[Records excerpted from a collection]
==========

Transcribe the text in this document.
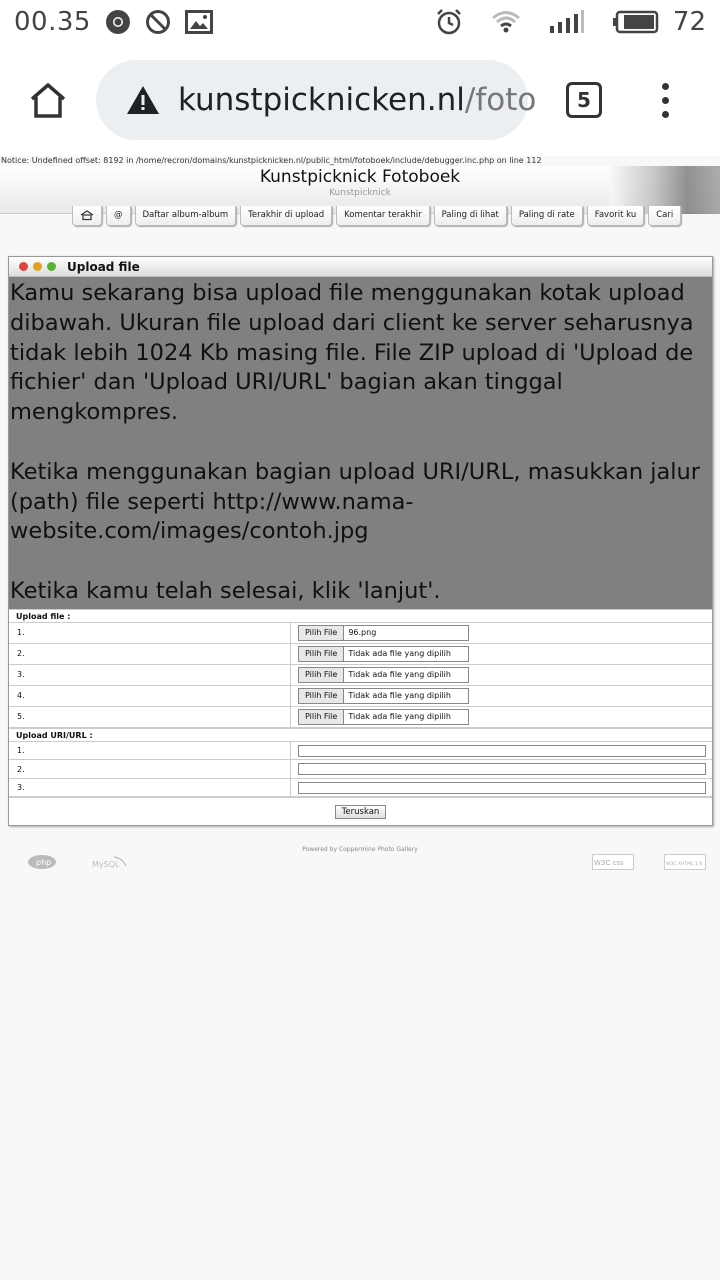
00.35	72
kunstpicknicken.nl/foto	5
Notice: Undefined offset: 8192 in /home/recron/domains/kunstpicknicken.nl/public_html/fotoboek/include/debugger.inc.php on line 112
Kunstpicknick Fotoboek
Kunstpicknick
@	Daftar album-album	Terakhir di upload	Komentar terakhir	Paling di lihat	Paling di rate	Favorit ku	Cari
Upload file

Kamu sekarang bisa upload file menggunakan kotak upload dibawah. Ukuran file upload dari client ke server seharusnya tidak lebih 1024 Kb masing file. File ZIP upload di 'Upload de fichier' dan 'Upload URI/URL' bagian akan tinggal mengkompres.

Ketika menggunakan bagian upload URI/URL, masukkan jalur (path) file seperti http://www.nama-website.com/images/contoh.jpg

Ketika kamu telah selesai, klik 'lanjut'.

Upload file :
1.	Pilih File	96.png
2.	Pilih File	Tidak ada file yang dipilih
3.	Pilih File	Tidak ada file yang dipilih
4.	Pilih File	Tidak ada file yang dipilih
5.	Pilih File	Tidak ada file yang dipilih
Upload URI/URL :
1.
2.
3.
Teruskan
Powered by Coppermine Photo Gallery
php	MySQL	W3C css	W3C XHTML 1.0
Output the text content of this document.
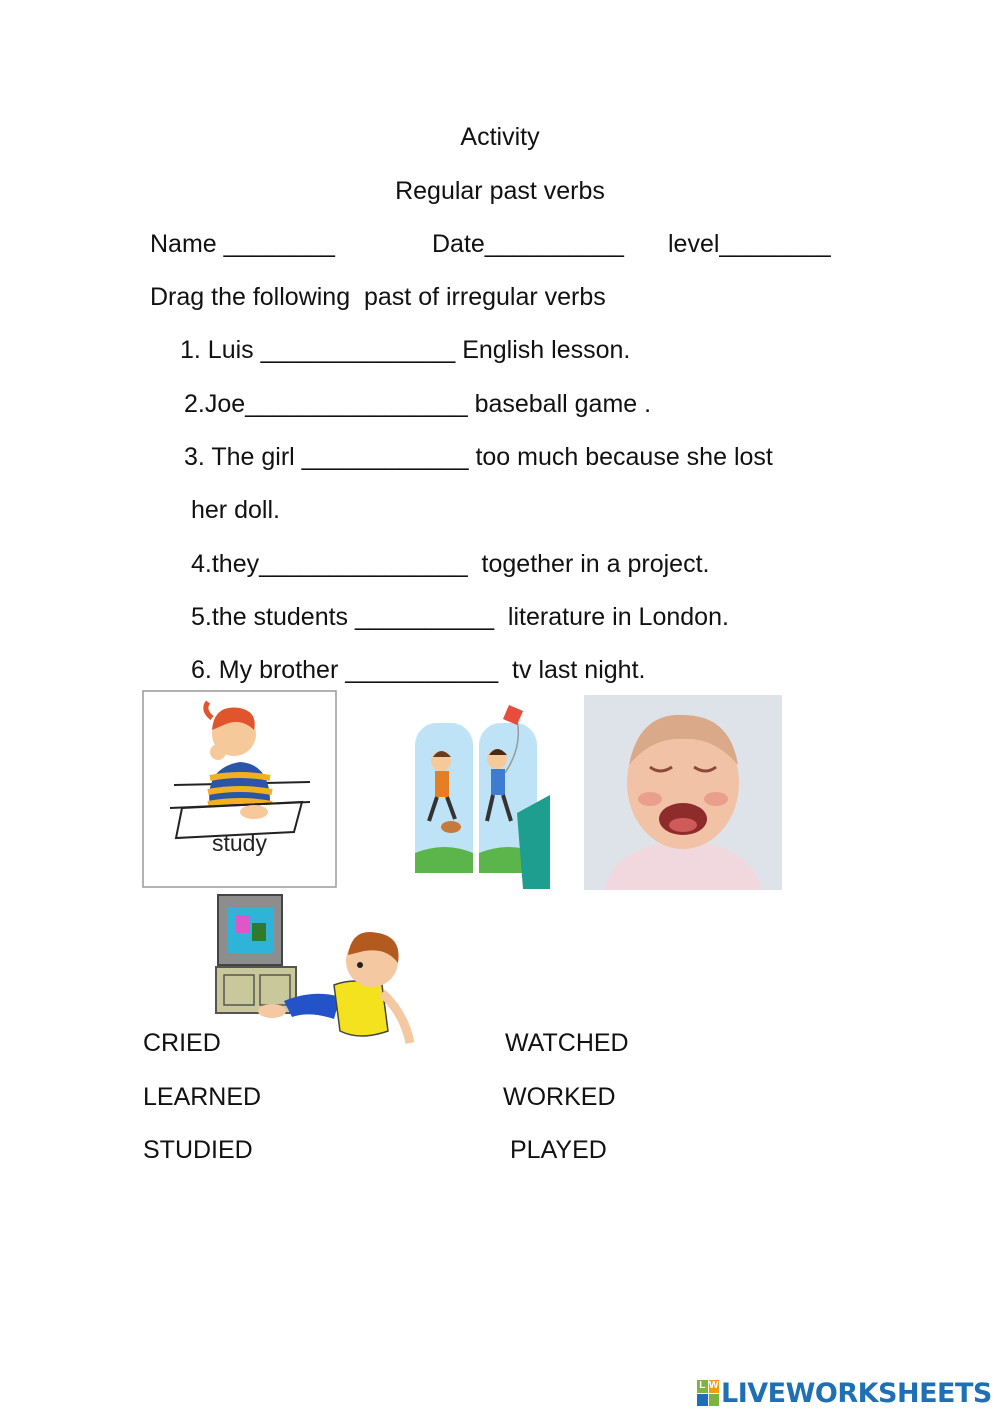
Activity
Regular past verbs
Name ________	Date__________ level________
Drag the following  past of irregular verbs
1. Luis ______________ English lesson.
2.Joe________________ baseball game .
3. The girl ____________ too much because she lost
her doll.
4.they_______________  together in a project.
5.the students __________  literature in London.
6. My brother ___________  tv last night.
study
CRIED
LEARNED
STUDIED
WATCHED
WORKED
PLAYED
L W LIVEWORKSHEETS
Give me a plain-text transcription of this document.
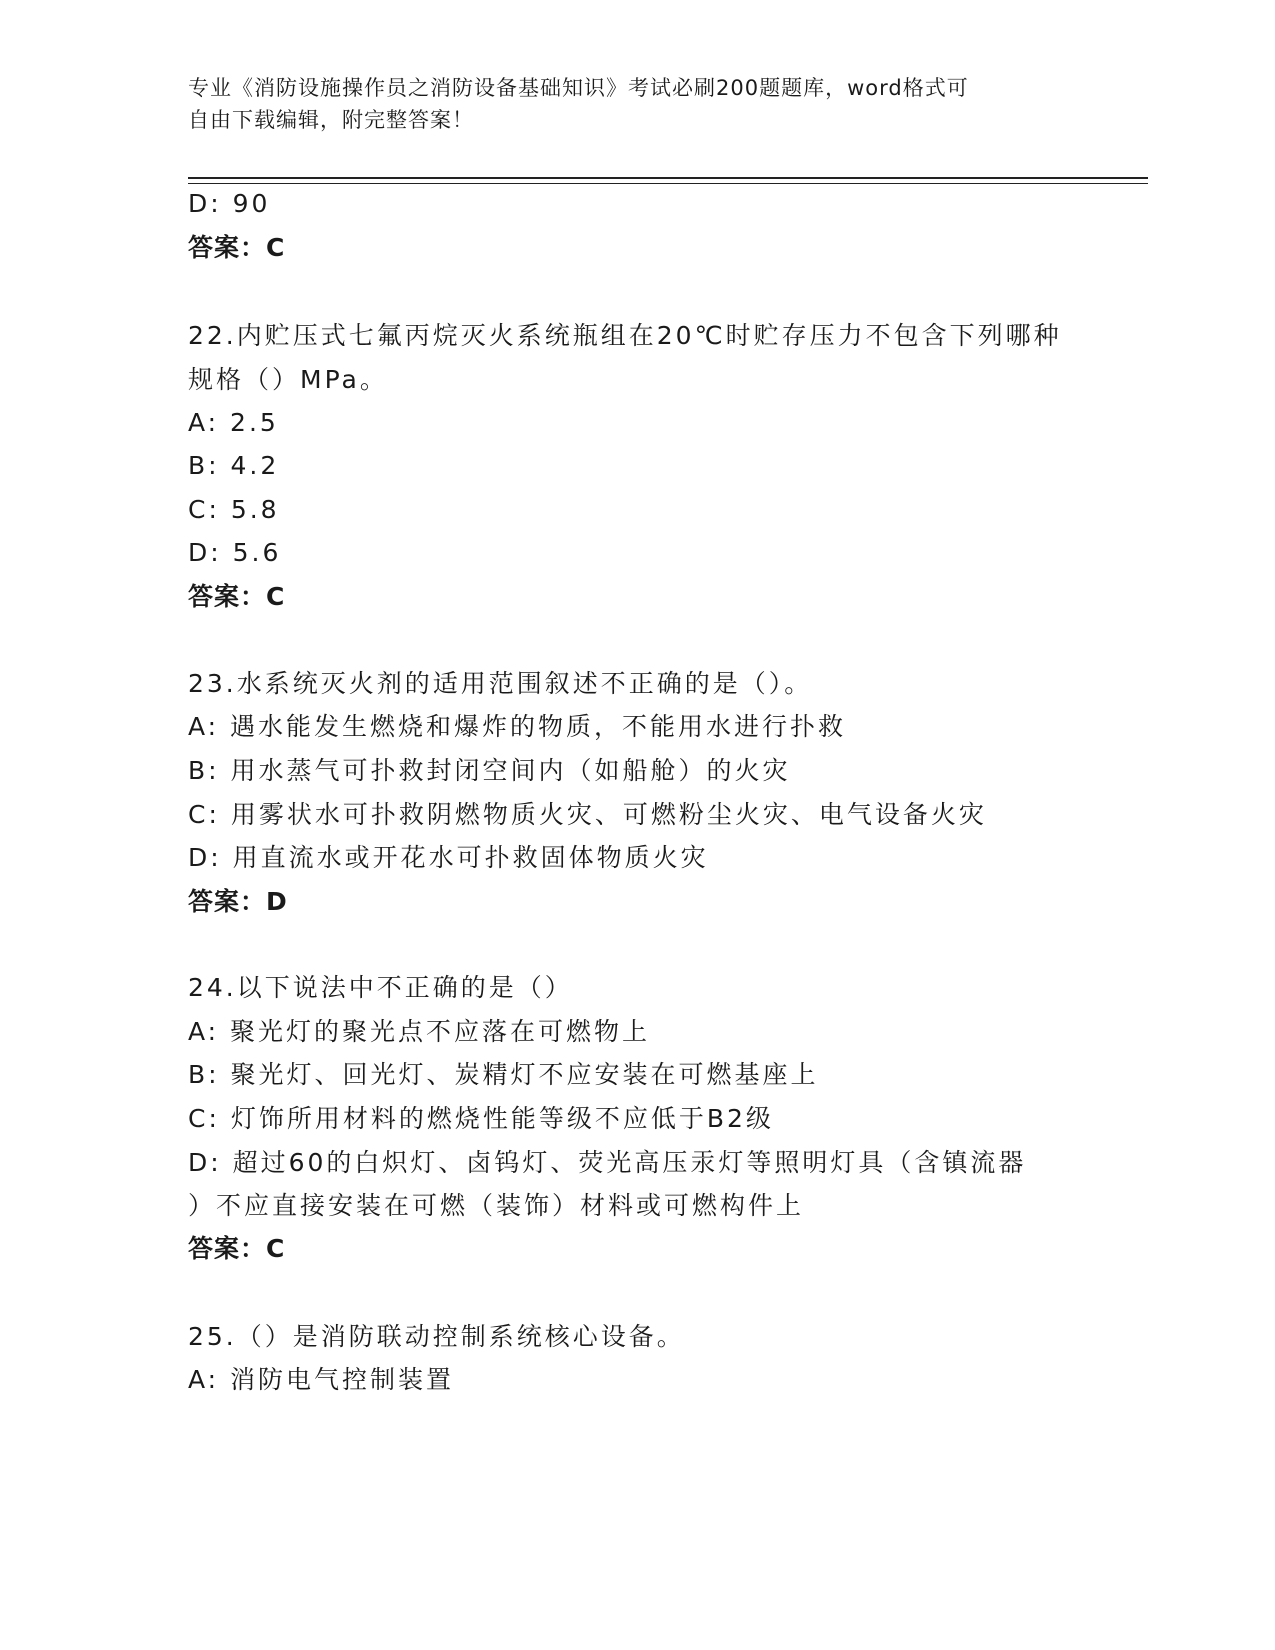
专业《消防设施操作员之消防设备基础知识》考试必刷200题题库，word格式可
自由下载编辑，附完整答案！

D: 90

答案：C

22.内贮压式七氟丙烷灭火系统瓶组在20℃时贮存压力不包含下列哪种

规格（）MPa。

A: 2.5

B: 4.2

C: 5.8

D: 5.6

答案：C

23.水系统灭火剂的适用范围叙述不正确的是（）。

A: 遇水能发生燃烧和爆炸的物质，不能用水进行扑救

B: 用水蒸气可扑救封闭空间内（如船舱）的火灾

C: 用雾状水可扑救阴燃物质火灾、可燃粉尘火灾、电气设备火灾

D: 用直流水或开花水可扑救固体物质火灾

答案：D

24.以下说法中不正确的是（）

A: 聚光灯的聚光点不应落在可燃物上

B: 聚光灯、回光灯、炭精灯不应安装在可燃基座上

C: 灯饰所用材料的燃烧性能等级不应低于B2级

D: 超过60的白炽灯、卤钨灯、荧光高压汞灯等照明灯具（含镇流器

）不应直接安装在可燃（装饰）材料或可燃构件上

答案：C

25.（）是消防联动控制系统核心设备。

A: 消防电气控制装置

==========

#### Prompt
Select and copy every line of the listing with the word "bagian".

#### Output for this exercise
Kamu sekarang bisa upload file menggunakan kotak upload dibawah. Ukuran file upload dari client ke server seharusnya tidak lebih 1024 Kb masing file. File ZIP upload di 'Upload de fichier' dan 'Upload URI/URL' bagian akan tinggal mengkompres.
Ketika menggunakan bagian upload URI/URL, masukkan jalur (path) file seperti http://www.nama-website.com/images/contoh.jpg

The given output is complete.